→ **RECORDS SHOWN**:

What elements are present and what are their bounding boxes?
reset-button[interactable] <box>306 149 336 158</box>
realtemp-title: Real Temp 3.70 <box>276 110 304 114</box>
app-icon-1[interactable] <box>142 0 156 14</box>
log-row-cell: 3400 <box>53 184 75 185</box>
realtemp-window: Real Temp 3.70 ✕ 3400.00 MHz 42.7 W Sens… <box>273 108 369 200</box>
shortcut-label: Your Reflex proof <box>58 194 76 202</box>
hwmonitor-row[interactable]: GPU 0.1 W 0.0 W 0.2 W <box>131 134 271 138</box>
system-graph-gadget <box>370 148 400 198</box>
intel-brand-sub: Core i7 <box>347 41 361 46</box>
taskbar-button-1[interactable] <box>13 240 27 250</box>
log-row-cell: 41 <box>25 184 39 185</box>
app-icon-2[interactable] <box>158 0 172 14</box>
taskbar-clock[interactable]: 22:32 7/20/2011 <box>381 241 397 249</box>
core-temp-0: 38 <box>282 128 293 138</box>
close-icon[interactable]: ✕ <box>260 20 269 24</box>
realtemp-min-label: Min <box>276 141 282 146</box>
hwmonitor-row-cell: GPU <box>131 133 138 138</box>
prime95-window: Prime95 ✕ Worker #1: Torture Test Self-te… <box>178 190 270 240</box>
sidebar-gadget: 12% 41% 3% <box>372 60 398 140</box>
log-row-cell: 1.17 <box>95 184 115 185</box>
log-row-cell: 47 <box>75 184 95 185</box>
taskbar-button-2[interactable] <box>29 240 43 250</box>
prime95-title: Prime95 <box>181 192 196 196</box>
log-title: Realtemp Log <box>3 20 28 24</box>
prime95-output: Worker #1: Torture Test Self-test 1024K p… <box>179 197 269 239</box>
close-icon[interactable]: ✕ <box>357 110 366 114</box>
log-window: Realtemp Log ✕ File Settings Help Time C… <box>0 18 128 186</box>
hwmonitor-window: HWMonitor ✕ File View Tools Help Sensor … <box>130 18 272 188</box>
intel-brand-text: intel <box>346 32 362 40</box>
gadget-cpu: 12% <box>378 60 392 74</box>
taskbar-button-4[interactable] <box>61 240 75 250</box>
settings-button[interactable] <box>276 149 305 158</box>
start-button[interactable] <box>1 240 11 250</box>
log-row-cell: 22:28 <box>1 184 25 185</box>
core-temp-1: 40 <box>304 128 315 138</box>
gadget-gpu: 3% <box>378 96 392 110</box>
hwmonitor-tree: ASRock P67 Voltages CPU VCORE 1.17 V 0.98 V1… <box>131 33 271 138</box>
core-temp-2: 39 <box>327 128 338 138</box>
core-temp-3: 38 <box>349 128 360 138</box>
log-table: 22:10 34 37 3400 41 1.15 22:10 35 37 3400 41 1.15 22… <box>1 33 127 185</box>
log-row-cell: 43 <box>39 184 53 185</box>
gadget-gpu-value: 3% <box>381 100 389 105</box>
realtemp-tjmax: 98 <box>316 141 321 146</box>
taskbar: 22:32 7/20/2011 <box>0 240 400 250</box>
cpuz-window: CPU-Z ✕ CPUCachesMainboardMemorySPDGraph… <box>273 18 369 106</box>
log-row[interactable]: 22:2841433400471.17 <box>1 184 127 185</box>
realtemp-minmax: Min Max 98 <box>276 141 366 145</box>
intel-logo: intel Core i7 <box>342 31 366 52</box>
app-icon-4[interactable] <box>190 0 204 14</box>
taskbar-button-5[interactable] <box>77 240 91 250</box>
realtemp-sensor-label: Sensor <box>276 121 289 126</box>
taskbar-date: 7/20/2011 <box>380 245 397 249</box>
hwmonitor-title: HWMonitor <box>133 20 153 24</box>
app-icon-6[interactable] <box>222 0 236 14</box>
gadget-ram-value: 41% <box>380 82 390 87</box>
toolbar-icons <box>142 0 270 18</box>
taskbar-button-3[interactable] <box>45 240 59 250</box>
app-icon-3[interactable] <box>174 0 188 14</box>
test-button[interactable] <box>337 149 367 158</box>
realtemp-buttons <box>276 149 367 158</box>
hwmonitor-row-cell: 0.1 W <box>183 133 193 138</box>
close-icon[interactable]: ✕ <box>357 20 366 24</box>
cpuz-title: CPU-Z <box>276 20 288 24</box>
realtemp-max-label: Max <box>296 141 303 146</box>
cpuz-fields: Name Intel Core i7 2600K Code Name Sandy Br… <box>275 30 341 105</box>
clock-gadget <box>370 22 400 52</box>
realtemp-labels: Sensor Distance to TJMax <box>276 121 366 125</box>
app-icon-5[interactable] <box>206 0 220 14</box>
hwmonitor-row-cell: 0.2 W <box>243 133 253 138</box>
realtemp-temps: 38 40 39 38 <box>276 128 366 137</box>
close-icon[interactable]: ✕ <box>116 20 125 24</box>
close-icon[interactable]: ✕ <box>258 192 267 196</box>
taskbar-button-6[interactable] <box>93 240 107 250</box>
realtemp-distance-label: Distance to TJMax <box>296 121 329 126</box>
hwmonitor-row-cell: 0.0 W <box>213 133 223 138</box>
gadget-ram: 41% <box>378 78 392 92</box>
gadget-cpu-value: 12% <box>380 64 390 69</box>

→ **TASK TO CARRY OUT**: Could you update the part of the records that runs from the start through the line containing "app-icon-1[interactable] <box>142 0", changing "interactable" to "clickable" and keeping everything else the same? Give back only those lines.

→ **ANSWER TO THE TASK**:
What elements are present and what are their bounding boxes?
reset-button[clickable] <box>306 149 336 158</box>
realtemp-title: Real Temp 3.70 <box>276 110 304 114</box>
app-icon-1[clickable] <box>142 0 156 14</box>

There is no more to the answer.